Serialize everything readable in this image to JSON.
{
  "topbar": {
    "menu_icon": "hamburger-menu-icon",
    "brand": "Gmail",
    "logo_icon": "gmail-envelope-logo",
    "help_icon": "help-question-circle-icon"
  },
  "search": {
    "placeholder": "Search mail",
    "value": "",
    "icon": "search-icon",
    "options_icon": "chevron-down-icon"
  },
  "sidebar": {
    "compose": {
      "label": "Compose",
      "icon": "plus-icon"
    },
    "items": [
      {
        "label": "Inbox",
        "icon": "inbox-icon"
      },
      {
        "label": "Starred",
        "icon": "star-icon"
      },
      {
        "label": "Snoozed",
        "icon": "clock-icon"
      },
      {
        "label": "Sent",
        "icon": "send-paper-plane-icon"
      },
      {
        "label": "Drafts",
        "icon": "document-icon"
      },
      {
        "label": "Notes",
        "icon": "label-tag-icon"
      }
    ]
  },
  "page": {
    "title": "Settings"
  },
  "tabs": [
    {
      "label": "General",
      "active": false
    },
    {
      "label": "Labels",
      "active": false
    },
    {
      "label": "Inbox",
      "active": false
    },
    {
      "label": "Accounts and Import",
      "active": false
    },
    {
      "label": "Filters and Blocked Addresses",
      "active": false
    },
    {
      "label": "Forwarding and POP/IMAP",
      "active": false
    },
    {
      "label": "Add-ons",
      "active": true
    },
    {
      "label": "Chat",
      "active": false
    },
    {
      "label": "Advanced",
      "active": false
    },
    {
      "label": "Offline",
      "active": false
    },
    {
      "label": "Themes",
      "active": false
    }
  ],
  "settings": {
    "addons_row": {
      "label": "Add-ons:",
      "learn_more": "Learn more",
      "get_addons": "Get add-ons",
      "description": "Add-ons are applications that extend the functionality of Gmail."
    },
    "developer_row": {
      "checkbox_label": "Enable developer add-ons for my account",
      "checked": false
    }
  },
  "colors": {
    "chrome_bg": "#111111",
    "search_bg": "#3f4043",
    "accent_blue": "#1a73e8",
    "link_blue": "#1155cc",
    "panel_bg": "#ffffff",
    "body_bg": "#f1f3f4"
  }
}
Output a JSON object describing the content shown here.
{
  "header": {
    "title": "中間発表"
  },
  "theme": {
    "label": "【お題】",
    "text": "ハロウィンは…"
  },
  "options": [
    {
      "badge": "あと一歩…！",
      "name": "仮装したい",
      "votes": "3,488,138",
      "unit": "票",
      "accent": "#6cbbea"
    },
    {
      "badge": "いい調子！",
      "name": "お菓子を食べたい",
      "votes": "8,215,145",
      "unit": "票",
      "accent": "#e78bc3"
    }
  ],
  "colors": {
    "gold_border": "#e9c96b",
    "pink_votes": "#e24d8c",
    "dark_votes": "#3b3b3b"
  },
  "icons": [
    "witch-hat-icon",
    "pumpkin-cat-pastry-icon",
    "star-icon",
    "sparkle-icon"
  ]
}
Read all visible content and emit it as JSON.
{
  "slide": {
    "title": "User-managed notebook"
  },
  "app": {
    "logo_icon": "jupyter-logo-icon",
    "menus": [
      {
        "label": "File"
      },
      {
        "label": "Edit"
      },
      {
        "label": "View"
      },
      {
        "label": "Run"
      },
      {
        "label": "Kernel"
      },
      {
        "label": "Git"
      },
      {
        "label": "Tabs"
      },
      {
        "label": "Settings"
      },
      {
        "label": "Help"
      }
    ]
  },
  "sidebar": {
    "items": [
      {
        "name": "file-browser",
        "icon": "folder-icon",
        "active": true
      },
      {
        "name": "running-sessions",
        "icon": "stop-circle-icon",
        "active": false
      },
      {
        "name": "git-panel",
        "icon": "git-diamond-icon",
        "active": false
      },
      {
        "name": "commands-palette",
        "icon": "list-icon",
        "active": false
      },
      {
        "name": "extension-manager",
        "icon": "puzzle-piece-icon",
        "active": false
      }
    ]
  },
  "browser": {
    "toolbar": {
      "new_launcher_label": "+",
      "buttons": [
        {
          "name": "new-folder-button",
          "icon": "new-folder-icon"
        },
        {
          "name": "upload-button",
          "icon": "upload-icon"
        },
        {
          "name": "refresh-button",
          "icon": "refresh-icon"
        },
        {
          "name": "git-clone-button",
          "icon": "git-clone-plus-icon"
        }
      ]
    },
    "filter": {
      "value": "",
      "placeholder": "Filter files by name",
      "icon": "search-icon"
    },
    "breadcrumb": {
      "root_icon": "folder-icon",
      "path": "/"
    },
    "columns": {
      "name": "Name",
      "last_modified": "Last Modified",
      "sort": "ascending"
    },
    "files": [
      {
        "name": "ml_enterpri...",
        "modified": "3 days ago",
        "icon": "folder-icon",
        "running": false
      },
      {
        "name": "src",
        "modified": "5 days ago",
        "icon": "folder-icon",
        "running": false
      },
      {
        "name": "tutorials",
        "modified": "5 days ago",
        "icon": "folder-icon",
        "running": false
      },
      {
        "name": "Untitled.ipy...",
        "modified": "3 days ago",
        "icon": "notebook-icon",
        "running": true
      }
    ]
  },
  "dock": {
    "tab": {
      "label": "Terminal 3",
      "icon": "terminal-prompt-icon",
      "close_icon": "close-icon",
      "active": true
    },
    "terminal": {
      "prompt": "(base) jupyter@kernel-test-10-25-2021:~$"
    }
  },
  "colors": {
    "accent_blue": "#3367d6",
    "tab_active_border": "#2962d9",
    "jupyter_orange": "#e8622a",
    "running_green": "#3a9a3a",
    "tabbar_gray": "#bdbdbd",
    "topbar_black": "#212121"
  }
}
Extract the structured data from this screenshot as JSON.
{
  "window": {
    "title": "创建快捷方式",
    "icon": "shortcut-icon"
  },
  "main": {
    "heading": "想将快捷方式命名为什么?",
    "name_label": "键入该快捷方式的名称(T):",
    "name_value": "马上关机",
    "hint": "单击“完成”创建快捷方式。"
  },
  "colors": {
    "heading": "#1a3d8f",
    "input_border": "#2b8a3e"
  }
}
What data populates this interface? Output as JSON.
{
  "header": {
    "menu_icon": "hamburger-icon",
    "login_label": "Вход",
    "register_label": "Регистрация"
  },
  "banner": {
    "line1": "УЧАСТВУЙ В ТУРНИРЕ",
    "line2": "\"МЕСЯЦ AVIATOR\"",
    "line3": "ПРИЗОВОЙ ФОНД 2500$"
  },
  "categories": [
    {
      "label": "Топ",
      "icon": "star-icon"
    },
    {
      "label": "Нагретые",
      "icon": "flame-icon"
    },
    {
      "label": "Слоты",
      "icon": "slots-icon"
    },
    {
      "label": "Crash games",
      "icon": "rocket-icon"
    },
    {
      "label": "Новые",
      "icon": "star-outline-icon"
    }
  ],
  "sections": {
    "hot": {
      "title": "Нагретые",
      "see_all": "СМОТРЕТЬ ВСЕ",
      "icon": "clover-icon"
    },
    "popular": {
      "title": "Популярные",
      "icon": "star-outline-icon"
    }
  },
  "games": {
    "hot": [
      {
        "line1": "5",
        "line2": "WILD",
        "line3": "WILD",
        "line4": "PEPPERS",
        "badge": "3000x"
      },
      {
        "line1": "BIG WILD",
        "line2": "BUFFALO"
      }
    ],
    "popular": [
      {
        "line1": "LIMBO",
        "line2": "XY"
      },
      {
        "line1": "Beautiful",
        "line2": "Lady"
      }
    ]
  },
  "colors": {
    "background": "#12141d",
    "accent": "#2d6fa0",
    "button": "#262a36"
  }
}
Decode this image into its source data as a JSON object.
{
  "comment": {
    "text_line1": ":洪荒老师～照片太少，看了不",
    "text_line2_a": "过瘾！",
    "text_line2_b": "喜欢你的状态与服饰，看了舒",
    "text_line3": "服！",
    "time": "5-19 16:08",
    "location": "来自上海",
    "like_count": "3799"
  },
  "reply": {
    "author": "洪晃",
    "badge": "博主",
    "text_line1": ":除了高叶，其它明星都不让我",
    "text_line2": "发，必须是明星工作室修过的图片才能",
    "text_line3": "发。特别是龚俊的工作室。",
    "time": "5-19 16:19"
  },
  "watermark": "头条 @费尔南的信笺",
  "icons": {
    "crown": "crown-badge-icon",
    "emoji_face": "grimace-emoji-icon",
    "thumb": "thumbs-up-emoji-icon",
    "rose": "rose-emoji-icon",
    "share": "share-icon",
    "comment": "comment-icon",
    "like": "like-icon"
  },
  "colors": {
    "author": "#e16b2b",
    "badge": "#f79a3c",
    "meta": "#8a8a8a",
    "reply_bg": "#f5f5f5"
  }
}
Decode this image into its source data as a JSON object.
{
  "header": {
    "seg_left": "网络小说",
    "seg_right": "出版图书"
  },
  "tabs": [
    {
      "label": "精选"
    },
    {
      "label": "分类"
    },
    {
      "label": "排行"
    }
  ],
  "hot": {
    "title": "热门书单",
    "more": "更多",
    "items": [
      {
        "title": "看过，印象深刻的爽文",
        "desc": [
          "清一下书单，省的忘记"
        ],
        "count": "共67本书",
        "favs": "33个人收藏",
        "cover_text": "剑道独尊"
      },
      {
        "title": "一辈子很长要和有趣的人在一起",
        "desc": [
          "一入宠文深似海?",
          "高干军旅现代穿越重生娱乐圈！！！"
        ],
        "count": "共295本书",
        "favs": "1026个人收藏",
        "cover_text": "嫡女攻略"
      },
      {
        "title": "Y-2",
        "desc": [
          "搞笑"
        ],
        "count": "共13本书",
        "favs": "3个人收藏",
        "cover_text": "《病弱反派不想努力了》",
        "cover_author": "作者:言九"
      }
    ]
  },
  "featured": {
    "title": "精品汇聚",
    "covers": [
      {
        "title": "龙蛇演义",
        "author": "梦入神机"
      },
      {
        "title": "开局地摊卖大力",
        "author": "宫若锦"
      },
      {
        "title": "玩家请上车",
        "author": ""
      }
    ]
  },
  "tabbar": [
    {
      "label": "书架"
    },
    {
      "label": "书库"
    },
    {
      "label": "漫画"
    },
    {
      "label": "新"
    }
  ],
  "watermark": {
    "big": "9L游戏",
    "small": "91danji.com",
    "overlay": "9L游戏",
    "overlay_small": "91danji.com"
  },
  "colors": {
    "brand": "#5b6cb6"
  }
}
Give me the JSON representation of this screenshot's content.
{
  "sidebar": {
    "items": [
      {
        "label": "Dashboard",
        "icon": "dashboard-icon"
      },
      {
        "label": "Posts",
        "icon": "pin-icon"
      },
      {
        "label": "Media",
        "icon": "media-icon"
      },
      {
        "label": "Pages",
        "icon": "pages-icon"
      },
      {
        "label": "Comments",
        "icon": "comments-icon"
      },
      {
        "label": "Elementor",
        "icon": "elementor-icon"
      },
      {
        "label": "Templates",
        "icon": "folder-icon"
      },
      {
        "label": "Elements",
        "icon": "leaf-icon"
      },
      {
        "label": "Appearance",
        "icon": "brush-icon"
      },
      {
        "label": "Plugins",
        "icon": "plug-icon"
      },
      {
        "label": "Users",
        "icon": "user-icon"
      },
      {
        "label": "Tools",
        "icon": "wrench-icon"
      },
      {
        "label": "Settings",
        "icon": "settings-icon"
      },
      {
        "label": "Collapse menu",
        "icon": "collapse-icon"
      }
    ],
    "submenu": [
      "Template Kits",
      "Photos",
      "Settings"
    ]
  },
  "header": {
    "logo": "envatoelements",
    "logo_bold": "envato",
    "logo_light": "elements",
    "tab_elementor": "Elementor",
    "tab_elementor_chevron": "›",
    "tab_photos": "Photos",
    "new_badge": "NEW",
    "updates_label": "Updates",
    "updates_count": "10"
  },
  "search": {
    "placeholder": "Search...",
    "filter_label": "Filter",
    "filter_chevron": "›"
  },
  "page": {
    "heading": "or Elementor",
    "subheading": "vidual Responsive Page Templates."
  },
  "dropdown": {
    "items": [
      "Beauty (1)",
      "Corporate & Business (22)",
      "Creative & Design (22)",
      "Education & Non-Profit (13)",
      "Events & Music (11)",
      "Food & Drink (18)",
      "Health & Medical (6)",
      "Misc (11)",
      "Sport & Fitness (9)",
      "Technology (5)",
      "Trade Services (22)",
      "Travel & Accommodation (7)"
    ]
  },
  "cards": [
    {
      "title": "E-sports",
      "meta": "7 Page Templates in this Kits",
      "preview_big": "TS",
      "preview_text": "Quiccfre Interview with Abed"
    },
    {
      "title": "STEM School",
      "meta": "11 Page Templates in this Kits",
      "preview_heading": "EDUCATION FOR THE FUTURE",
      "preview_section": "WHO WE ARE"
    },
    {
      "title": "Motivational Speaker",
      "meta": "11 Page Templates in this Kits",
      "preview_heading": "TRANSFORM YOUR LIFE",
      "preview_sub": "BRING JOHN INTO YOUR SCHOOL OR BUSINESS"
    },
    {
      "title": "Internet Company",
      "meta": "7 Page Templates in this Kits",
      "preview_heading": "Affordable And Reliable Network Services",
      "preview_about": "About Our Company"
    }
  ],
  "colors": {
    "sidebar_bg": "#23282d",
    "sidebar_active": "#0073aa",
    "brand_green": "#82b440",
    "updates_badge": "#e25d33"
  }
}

### WHAT IS BEING ASKED:
Collect each line containing the string "data".

### WRITTEN SOLUTION:
Extract the structured data from this screenshot as JSON.
What data populates this interface? Output as JSON.
Decode this image into its source data as a JSON object.
Decode this image into its source data as a JSON object.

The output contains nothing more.